▸ **YOUR INSTRUCTIONS**
Set out as a numbered list the lines of data starting with the line containing "I need the location" and continuing through the line containing "57, 612, 69]", leaving out any blank lines.

Listings of boxed layout items

>> Start

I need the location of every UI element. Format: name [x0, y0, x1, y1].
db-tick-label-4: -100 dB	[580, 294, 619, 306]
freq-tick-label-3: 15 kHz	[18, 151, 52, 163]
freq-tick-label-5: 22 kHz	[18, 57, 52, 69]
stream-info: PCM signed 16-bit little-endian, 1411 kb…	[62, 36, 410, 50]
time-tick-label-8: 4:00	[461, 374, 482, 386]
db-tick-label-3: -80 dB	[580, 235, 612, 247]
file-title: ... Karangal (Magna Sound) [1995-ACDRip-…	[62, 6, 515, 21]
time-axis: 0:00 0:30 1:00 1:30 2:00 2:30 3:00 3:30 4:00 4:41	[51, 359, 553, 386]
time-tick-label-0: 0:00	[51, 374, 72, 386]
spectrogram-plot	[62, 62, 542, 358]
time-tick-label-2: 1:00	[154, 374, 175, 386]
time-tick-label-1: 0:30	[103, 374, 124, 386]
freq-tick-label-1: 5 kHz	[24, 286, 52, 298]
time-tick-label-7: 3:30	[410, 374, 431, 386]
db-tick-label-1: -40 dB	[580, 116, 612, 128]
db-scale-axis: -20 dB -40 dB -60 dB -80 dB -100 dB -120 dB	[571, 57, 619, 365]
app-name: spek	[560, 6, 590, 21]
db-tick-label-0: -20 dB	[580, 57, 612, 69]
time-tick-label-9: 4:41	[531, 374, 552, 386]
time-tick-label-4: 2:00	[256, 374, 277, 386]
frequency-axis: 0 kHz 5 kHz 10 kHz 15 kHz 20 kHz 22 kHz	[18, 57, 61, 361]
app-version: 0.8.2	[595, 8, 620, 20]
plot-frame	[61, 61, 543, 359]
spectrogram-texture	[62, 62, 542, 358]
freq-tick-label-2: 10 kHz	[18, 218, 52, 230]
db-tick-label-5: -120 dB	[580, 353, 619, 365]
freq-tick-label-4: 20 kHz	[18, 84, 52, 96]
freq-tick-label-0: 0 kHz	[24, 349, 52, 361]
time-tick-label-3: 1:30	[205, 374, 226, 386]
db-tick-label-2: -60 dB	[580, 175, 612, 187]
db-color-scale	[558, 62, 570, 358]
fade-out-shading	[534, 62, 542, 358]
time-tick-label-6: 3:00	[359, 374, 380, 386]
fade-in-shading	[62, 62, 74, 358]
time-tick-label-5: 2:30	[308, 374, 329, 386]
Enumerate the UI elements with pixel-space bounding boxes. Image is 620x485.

>> End
>> Start

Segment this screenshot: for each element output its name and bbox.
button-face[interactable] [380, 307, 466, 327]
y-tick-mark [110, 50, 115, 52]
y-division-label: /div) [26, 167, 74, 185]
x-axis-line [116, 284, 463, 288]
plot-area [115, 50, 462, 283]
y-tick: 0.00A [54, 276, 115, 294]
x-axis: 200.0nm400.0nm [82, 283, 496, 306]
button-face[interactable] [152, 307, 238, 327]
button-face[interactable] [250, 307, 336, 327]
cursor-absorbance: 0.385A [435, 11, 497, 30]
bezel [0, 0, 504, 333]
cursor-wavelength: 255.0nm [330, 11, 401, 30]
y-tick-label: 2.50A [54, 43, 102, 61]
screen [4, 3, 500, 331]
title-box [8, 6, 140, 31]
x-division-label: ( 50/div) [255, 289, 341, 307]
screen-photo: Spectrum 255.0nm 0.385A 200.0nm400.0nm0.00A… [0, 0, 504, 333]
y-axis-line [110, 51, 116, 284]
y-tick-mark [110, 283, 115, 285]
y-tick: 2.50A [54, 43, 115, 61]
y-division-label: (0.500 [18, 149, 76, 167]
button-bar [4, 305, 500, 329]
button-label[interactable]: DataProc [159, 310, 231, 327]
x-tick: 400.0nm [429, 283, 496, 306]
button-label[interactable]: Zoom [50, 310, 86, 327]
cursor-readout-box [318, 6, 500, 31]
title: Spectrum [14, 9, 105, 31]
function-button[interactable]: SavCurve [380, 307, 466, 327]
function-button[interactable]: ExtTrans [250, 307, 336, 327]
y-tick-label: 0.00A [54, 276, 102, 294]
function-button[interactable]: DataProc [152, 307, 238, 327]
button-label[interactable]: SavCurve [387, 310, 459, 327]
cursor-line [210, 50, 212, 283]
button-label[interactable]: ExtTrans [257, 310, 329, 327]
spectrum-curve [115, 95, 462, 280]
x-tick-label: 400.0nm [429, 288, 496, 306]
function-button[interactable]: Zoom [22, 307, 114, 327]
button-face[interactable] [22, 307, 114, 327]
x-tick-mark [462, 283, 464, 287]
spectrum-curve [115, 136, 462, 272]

>> End

▸ **ANSWER**
1. I need the location of every UI element. Format: name [x0, y0, x1, y1].
2. db-tick-label-4: -100 dB	[580, 294, 619, 306]
3. freq-tick-label-3: 15 kHz	[18, 151, 52, 163]
4. freq-tick-label-5: 22 kHz	[18, 57, 52, 69]
5. stream-info: PCM signed 16-bit little-endian, 1411 kb…	[62, 36, 410, 50]
6. time-tick-label-8: 4:00	[461, 374, 482, 386]
7. db-tick-label-3: -80 dB	[580, 235, 612, 247]
8. file-title: ... Karangal (Magna Sound) [1995-ACDRip-…	[62, 6, 515, 21]
9. time-axis: 0:00 0:30 1:00 1:30 2:00 2:30 3:00 3:30 4:00 4:41	[51, 359, 553, 386]
10. time-tick-label-0: 0:00	[51, 374, 72, 386]
11. spectrogram-plot	[62, 62, 542, 358]
12. time-tick-label-2: 1:00	[154, 374, 175, 386]
13. time-tick-label-1: 0:30	[103, 374, 124, 386]
14. freq-tick-label-1: 5 kHz	[24, 286, 52, 298]
15. time-tick-label-7: 3:30	[410, 374, 431, 386]
16. db-tick-label-1: -40 dB	[580, 116, 612, 128]
17. db-scale-axis: -20 dB -40 dB -60 dB -80 dB -100 dB -120 dB	[571, 57, 619, 365]
18. app-name: spek	[560, 6, 590, 21]
19. db-tick-label-0: -20 dB	[580, 57, 612, 69]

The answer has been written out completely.